- _The task_: Find the lines below that contain the string "سعادت". Copy each one.

- _Data rows_:
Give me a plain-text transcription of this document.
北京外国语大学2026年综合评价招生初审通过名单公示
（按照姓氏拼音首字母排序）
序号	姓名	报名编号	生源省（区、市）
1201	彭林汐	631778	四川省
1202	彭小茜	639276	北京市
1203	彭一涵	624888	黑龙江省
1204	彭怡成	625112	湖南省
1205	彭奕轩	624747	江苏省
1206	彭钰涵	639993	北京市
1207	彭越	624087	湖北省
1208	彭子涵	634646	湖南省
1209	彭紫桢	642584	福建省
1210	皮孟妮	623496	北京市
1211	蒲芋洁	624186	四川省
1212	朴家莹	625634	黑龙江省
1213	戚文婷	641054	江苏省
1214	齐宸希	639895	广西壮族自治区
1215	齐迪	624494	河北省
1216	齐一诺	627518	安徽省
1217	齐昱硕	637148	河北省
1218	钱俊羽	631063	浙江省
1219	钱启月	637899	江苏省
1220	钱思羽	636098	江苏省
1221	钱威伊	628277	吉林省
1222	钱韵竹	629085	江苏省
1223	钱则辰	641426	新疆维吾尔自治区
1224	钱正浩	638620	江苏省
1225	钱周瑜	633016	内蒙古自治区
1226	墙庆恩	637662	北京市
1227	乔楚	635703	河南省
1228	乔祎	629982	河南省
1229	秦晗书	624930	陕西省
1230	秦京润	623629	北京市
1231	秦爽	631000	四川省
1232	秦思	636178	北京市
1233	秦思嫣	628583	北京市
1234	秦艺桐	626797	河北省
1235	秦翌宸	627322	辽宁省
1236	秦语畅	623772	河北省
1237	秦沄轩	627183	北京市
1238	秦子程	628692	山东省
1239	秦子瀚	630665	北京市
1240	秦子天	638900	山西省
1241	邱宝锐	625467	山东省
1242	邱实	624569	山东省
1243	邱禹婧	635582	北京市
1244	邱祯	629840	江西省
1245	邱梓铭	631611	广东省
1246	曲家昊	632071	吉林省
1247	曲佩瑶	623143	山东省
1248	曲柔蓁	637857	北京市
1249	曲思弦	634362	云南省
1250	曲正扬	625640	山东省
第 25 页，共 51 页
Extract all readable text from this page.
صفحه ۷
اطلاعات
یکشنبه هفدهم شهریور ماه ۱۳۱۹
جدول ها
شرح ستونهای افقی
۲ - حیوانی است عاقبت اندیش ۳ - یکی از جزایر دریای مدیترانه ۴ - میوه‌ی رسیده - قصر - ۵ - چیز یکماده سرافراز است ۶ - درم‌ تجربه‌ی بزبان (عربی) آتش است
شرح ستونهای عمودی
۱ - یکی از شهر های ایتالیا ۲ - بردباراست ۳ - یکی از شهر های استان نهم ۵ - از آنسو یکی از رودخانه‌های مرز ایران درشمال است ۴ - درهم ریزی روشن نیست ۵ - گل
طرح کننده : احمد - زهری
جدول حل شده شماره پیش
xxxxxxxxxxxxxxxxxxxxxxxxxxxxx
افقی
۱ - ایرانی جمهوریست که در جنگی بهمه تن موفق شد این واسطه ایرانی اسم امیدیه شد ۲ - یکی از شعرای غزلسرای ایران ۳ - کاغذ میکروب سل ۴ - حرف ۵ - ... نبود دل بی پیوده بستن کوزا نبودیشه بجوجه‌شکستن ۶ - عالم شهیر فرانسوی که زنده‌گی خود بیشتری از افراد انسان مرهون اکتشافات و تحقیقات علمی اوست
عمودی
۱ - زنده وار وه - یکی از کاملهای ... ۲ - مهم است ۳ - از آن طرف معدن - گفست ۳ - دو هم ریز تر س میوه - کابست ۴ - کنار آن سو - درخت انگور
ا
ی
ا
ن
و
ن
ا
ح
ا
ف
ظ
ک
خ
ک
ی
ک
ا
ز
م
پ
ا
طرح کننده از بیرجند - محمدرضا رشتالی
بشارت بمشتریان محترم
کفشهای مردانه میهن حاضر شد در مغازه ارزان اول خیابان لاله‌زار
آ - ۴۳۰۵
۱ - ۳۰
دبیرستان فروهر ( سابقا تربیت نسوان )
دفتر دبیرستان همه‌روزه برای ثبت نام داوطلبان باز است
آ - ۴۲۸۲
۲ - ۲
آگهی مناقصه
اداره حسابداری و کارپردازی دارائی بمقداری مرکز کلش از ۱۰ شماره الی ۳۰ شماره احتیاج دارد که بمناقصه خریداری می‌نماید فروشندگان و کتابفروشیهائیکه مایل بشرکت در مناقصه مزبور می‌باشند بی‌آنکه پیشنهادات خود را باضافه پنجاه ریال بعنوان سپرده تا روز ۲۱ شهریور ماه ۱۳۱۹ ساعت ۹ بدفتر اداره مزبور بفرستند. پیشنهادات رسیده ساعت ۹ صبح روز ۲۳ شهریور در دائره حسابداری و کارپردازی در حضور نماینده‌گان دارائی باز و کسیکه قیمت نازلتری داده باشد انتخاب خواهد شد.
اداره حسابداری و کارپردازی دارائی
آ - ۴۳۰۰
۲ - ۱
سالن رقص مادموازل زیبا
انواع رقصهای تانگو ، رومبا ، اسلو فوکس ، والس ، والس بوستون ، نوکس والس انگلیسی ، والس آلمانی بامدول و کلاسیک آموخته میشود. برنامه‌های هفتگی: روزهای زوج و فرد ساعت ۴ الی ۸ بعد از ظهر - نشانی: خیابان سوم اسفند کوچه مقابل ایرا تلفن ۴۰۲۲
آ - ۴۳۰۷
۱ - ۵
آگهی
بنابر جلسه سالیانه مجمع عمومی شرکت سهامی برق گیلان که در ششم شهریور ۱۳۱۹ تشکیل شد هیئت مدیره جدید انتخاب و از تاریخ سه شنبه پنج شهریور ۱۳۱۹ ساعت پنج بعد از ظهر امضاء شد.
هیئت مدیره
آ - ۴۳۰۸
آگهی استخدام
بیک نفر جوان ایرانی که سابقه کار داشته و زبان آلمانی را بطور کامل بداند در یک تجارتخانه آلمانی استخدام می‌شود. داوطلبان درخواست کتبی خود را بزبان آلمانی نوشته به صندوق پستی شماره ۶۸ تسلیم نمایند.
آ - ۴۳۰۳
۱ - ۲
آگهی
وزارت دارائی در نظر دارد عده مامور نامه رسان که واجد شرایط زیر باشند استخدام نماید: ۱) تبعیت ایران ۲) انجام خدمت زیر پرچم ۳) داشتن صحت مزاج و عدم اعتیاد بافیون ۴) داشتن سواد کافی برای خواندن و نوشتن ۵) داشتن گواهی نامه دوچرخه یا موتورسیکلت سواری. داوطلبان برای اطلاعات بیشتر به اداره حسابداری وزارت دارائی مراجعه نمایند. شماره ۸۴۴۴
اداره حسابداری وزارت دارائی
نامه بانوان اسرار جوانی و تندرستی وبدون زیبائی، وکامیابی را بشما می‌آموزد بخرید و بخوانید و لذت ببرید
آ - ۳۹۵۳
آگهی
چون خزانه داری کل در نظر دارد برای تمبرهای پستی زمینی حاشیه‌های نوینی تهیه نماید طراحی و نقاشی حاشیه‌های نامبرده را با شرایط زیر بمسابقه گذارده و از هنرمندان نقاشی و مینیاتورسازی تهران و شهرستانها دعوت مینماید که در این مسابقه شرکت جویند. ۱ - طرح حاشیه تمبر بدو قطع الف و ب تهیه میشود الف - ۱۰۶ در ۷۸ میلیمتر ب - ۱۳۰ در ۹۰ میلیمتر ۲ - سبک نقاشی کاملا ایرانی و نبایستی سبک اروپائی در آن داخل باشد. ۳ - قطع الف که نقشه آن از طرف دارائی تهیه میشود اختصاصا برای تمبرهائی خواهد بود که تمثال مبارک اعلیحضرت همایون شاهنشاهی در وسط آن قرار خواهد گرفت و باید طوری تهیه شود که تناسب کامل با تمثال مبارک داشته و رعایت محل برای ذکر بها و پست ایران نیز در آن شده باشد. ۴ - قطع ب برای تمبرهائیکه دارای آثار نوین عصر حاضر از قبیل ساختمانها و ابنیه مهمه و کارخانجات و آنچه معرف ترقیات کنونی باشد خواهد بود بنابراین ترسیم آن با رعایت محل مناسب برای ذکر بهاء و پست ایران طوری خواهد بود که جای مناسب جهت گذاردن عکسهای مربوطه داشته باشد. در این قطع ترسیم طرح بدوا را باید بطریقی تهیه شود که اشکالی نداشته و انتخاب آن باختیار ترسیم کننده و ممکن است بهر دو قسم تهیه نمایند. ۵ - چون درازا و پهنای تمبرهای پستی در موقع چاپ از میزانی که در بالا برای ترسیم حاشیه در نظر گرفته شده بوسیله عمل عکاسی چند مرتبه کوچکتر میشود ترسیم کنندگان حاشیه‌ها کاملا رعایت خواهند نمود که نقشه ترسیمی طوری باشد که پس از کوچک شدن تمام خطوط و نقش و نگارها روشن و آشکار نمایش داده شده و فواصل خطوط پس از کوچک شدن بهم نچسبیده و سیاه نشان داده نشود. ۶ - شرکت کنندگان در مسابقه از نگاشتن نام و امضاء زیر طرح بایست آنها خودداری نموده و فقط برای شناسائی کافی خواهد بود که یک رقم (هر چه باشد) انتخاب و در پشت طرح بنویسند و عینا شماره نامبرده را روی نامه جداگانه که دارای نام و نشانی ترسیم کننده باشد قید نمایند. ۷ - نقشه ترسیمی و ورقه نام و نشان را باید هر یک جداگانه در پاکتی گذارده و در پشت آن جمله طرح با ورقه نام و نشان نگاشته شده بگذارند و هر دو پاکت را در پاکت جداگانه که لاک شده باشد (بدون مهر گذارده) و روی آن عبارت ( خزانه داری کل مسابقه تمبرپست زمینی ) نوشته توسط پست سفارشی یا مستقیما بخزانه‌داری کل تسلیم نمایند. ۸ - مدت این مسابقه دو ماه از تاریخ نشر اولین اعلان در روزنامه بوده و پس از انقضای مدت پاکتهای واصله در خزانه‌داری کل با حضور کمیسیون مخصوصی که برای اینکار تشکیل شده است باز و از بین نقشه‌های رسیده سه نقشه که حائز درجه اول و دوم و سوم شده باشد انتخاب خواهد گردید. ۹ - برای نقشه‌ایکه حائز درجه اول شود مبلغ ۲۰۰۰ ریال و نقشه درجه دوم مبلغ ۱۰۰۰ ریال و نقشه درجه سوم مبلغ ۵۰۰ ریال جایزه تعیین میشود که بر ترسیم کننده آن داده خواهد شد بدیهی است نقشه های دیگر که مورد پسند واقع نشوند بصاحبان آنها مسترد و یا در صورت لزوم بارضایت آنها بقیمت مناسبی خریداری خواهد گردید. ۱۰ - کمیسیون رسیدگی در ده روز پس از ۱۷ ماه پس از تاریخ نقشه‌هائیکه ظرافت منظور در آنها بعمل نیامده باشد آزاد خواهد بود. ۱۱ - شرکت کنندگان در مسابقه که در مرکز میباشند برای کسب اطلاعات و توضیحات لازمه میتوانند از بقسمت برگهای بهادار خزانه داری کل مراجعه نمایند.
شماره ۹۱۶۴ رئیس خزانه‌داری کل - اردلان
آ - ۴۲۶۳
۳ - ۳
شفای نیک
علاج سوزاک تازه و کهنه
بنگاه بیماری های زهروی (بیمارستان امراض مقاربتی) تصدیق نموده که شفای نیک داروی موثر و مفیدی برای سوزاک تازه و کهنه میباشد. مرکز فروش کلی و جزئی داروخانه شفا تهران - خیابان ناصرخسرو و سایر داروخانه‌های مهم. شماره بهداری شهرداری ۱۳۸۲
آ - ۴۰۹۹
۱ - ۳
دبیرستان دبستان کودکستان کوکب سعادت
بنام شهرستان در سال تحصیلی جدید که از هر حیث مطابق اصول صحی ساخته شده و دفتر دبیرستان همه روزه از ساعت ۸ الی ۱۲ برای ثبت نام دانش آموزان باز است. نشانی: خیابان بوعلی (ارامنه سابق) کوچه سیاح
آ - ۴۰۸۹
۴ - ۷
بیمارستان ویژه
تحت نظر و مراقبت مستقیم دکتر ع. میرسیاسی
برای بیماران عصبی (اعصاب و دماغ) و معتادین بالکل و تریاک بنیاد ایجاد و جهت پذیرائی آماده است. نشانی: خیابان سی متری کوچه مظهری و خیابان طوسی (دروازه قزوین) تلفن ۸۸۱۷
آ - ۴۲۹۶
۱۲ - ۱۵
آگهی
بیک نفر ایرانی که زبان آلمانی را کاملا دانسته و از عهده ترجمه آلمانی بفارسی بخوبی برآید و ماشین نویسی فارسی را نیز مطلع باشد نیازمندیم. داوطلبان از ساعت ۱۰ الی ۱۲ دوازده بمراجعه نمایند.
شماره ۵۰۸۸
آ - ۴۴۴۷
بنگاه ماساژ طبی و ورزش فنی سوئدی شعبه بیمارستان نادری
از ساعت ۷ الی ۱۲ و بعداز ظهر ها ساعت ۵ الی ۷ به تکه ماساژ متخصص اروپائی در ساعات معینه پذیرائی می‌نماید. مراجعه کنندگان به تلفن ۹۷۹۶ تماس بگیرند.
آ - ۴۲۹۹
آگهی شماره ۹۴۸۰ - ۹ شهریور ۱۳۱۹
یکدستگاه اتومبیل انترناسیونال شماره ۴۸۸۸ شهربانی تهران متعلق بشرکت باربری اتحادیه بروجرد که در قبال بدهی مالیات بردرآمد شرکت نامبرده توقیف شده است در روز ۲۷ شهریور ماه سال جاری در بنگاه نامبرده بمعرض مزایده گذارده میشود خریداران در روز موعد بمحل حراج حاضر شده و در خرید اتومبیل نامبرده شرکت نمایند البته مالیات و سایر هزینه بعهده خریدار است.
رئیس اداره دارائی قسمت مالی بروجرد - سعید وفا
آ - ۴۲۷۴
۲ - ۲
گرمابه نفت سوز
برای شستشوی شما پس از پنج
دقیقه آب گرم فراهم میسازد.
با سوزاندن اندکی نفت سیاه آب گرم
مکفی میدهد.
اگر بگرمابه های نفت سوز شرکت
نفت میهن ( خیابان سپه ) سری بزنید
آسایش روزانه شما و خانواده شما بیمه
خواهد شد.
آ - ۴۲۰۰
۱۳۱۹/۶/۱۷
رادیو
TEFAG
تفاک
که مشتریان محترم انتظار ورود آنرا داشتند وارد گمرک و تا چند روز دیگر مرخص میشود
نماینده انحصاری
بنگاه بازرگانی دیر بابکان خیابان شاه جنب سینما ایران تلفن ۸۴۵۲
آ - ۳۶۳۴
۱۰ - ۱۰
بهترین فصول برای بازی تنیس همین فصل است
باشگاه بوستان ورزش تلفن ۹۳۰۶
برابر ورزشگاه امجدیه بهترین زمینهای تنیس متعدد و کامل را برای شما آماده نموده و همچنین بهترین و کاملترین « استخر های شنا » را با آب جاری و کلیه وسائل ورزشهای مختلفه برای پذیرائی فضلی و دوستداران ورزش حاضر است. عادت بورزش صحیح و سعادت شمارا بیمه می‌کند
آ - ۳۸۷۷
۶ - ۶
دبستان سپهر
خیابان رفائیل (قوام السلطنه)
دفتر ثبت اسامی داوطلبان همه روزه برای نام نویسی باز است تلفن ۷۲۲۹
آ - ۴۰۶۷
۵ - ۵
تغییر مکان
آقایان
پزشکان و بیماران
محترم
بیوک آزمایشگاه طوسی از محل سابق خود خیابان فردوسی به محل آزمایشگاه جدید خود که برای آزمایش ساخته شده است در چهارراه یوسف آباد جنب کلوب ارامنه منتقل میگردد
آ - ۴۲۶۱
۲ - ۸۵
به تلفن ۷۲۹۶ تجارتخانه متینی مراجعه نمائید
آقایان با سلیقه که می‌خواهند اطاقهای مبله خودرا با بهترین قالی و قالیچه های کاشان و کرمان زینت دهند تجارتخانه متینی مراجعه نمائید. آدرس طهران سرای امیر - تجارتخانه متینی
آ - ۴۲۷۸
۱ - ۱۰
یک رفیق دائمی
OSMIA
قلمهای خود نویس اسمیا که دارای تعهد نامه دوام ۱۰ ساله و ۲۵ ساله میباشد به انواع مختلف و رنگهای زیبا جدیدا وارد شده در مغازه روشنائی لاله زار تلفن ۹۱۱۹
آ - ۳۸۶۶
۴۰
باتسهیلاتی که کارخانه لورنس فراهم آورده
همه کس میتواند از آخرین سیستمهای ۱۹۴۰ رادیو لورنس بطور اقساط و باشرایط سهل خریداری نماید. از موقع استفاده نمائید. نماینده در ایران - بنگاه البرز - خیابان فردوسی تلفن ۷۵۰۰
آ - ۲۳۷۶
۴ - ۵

- _Answer to this task_:
دبیرستان دبستان کودکستان کوکب سعادت
برابر ورزشگاه امجدیه بهترین زمینهای تنیس متعدد و کامل را برای شما آماده نموده و همچنین بهترین و کاملترین « استخر های شنا » را با آب جاری و کلیه وسائل ورزشهای مختلفه برای پذیرائی فضلی و دوستداران ورزش حاضر است. عادت بورزش صحیح و سعادت شمارا بیمه می‌کند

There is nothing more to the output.